> **Exercise description**
Could you give the data below again, exactly and completely?

[Start Data supplied]

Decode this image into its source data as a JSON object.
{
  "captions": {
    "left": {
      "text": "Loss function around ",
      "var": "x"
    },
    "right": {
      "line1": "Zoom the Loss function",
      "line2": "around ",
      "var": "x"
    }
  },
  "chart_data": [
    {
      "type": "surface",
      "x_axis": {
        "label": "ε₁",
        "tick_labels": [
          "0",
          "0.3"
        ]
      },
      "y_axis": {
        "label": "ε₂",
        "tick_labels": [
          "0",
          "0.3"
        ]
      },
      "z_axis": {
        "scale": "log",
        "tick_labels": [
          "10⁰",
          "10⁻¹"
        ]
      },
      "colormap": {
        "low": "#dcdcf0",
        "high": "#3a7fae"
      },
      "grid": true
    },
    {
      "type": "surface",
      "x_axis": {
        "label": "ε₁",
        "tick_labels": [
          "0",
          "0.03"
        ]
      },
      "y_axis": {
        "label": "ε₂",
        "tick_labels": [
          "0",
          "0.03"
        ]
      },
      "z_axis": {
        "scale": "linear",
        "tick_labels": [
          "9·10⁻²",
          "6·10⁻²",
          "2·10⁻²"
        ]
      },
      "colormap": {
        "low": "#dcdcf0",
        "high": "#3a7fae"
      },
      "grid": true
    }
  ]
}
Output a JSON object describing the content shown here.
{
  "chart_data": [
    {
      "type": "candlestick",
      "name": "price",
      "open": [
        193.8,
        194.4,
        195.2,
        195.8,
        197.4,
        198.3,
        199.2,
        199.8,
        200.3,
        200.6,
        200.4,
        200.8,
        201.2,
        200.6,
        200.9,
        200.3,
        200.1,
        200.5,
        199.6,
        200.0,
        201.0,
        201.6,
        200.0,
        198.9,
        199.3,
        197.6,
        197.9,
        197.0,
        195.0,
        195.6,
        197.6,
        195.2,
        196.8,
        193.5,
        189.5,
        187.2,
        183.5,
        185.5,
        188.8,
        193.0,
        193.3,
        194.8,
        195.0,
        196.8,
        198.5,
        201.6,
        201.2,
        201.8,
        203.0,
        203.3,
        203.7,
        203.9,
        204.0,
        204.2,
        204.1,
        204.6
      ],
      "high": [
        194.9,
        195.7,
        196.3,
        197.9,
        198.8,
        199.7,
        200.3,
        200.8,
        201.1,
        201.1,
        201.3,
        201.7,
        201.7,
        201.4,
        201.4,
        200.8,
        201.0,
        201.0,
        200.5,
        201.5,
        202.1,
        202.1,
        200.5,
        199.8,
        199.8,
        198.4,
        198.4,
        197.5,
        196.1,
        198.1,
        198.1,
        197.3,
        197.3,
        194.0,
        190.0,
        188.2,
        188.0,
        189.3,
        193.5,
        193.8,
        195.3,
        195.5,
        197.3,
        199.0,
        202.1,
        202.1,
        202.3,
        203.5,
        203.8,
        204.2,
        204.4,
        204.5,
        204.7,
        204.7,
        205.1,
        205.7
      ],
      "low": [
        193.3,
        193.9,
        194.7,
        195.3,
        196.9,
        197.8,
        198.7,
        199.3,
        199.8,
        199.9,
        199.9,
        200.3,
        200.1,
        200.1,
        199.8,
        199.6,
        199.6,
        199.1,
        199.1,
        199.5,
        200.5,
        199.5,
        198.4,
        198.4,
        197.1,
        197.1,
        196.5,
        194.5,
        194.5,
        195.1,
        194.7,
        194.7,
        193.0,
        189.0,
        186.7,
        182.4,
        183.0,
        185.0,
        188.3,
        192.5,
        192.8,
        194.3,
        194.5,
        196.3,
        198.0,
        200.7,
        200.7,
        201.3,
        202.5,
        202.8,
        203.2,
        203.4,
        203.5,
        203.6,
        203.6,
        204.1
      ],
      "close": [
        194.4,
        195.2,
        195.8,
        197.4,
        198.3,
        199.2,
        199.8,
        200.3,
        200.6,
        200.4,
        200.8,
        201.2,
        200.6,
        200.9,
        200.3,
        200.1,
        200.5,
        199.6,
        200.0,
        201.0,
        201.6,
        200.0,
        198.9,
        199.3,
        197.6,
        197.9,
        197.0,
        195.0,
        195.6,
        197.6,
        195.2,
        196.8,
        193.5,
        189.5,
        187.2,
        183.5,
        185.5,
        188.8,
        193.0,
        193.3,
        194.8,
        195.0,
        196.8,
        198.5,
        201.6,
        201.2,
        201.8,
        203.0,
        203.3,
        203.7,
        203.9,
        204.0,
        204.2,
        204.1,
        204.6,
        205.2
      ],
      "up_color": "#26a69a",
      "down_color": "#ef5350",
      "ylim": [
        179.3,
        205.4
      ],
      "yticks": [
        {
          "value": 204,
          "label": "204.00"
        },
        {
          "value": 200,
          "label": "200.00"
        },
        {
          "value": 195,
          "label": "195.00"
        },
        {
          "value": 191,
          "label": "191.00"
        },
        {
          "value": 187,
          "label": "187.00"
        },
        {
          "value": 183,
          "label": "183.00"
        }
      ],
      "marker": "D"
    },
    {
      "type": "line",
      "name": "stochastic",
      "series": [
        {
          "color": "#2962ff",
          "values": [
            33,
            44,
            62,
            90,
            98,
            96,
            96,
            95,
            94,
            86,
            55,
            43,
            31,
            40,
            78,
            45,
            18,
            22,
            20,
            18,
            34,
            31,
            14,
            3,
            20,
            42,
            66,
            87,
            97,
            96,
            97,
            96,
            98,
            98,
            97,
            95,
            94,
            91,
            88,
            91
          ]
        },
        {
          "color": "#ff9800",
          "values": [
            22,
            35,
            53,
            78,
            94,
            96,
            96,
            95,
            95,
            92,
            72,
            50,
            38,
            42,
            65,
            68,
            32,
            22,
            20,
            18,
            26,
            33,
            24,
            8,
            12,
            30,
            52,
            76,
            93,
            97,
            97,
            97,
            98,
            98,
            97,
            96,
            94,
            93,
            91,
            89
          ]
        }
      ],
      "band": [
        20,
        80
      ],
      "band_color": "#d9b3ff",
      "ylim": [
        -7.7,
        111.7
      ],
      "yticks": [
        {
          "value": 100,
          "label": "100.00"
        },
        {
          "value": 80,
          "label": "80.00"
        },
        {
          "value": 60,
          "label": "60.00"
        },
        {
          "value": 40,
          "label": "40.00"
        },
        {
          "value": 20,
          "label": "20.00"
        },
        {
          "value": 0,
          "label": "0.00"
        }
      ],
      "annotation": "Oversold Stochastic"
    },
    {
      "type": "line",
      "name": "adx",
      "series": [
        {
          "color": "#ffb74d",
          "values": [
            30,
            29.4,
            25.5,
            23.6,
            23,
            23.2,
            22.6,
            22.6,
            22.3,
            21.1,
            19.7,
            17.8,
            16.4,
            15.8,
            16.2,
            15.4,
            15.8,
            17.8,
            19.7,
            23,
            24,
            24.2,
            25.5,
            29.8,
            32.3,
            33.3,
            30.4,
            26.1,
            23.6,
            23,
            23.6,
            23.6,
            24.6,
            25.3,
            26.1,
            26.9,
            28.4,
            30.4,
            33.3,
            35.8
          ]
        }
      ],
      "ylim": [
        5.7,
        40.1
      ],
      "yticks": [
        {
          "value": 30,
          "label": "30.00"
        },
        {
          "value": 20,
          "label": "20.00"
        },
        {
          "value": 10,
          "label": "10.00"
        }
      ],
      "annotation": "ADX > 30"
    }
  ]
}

[End Data supplied]

> **Answer in full**
Decode this image into its source data as a JSON object.
{
  "captions": {
    "left": {
      "text": "Loss function around ",
      "var": "x"
    },
    "right": {
      "line1": "Zoom the Loss function",
      "line2": "around ",
      "var": "x"
    }
  },
  "chart_data": [
    {
      "type": "surface",
      "x_axis": {
        "label": "ε₁",
        "tick_labels": [
          "0",
          "0.3"
        ]
      },
      "y_axis": {
        "label": "ε₂",
        "tick_labels": [
          "0",
          "0.3"
        ]
      },
      "z_axis": {
        "scale": "log",
        "tick_labels": [
          "10⁰",
          "10⁻¹"
        ]
      },
      "colormap": {
        "low": "#dcdcf0",
        "high": "#3a7fae"
      },
      "grid": true
    },
    {
      "type": "surface",
      "x_axis": {
        "label": "ε₁",
        "tick_labels": [
          "0",
          "0.03"
        ]
      },
      "y_axis": {
        "label": "ε₂",
        "tick_labels": [
          "0",
          "0.03"
        ]
      },
      "z_axis": {
        "scale": "linear",
        "tick_labels": [
          "9·10⁻²",
          "6·10⁻²",
          "2·10⁻²"
        ]
      },
      "colormap": {
        "low": "#dcdcf0",
        "high": "#3a7fae"
      },
      "grid": true
    }
  ]
}
Output a JSON object describing the content shown here.
{
  "chart_data": [
    {
      "type": "candlestick",
      "name": "price",
      "open": [
        193.8,
        194.4,
        195.2,
        195.8,
        197.4,
        198.3,
        199.2,
        199.8,
        200.3,
        200.6,
        200.4,
        200.8,
        201.2,
        200.6,
        200.9,
        200.3,
        200.1,
        200.5,
        199.6,
        200.0,
        201.0,
        201.6,
        200.0,
        198.9,
        199.3,
        197.6,
        197.9,
        197.0,
        195.0,
        195.6,
        197.6,
        195.2,
        196.8,
        193.5,
        189.5,
        187.2,
        183.5,
        185.5,
        188.8,
        193.0,
        193.3,
        194.8,
        195.0,
        196.8,
        198.5,
        201.6,
        201.2,
        201.8,
        203.0,
        203.3,
        203.7,
        203.9,
        204.0,
        204.2,
        204.1,
        204.6
      ],
      "high": [
        194.9,
        195.7,
        196.3,
        197.9,
        198.8,
        199.7,
        200.3,
        200.8,
        201.1,
        201.1,
        201.3,
        201.7,
        201.7,
        201.4,
        201.4,
        200.8,
        201.0,
        201.0,
        200.5,
        201.5,
        202.1,
        202.1,
        200.5,
        199.8,
        199.8,
        198.4,
        198.4,
        197.5,
        196.1,
        198.1,
        198.1,
        197.3,
        197.3,
        194.0,
        190.0,
        188.2,
        188.0,
        189.3,
        193.5,
        193.8,
        195.3,
        195.5,
        197.3,
        199.0,
        202.1,
        202.1,
        202.3,
        203.5,
        203.8,
        204.2,
        204.4,
        204.5,
        204.7,
        204.7,
        205.1,
        205.7
      ],
      "low": [
        193.3,
        193.9,
        194.7,
        195.3,
        196.9,
        197.8,
        198.7,
        199.3,
        199.8,
        199.9,
        199.9,
        200.3,
        200.1,
        200.1,
        199.8,
        199.6,
        199.6,
        199.1,
        199.1,
        199.5,
        200.5,
        199.5,
        198.4,
        198.4,
        197.1,
        197.1,
        196.5,
        194.5,
        194.5,
        195.1,
        194.7,
        194.7,
        193.0,
        189.0,
        186.7,
        182.4,
        183.0,
        185.0,
        188.3,
        192.5,
        192.8,
        194.3,
        194.5,
        196.3,
        198.0,
        200.7,
        200.7,
        201.3,
        202.5,
        202.8,
        203.2,
        203.4,
        203.5,
        203.6,
        203.6,
        204.1
      ],
      "close": [
        194.4,
        195.2,
        195.8,
        197.4,
        198.3,
        199.2,
        199.8,
        200.3,
        200.6,
        200.4,
        200.8,
        201.2,
        200.6,
        200.9,
        200.3,
        200.1,
        200.5,
        199.6,
        200.0,
        201.0,
        201.6,
        200.0,
        198.9,
        199.3,
        197.6,
        197.9,
        197.0,
        195.0,
        195.6,
        197.6,
        195.2,
        196.8,
        193.5,
        189.5,
        187.2,
        183.5,
        185.5,
        188.8,
        193.0,
        193.3,
        194.8,
        195.0,
        196.8,
        198.5,
        201.6,
        201.2,
        201.8,
        203.0,
        203.3,
        203.7,
        203.9,
        204.0,
        204.2,
        204.1,
        204.6,
        205.2
      ],
      "up_color": "#26a69a",
      "down_color": "#ef5350",
      "ylim": [
        179.3,
        205.4
      ],
      "yticks": [
        {
          "value": 204,
          "label": "204.00"
        },
        {
          "value": 200,
          "label": "200.00"
        },
        {
          "value": 195,
          "label": "195.00"
        },
        {
          "value": 191,
          "label": "191.00"
        },
        {
          "value": 187,
          "label": "187.00"
        },
        {
          "value": 183,
          "label": "183.00"
        }
      ],
      "marker": "D"
    },
    {
      "type": "line",
      "name": "stochastic",
      "series": [
        {
          "color": "#2962ff",
          "values": [
            33,
            44,
            62,
            90,
            98,
            96,
            96,
            95,
            94,
            86,
            55,
            43,
            31,
            40,
            78,
            45,
            18,
            22,
            20,
            18,
            34,
            31,
            14,
            3,
            20,
            42,
            66,
            87,
            97,
            96,
            97,
            96,
            98,
            98,
            97,
            95,
            94,
            91,
            88,
            91
          ]
        },
        {
          "color": "#ff9800",
          "values": [
            22,
            35,
            53,
            78,
            94,
            96,
            96,
            95,
            95,
            92,
            72,
            50,
            38,
            42,
            65,
            68,
            32,
            22,
            20,
            18,
            26,
            33,
            24,
            8,
            12,
            30,
            52,
            76,
            93,
            97,
            97,
            97,
            98,
            98,
            97,
            96,
            94,
            93,
            91,
            89
          ]
        }
      ],
      "band": [
        20,
        80
      ],
      "band_color": "#d9b3ff",
      "ylim": [
        -7.7,
        111.7
      ],
      "yticks": [
        {
          "value": 100,
          "label": "100.00"
        },
        {
          "value": 80,
          "label": "80.00"
        },
        {
          "value": 60,
          "label": "60.00"
        },
        {
          "value": 40,
          "label": "40.00"
        },
        {
          "value": 20,
          "label": "20.00"
        },
        {
          "value": 0,
          "label": "0.00"
        }
      ],
      "annotation": "Oversold Stochastic"
    },
    {
      "type": "line",
      "name": "adx",
      "series": [
        {
          "color": "#ffb74d",
          "values": [
            30,
            29.4,
            25.5,
            23.6,
            23,
            23.2,
            22.6,
            22.6,
            22.3,
            21.1,
            19.7,
            17.8,
            16.4,
            15.8,
            16.2,
            15.4,
            15.8,
            17.8,
            19.7,
            23,
            24,
            24.2,
            25.5,
            29.8,
            32.3,
            33.3,
            30.4,
            26.1,
            23.6,
            23,
            23.6,
            23.6,
            24.6,
            25.3,
            26.1,
            26.9,
            28.4,
            30.4,
            33.3,
            35.8
          ]
        }
      ],
      "ylim": [
        5.7,
        40.1
      ],
      "yticks": [
        {
          "value": 30,
          "label": "30.00"
        },
        {
          "value": 20,
          "label": "20.00"
        },
        {
          "value": 10,
          "label": "10.00"
        }
      ],
      "annotation": "ADX > 30"
    }
  ]
}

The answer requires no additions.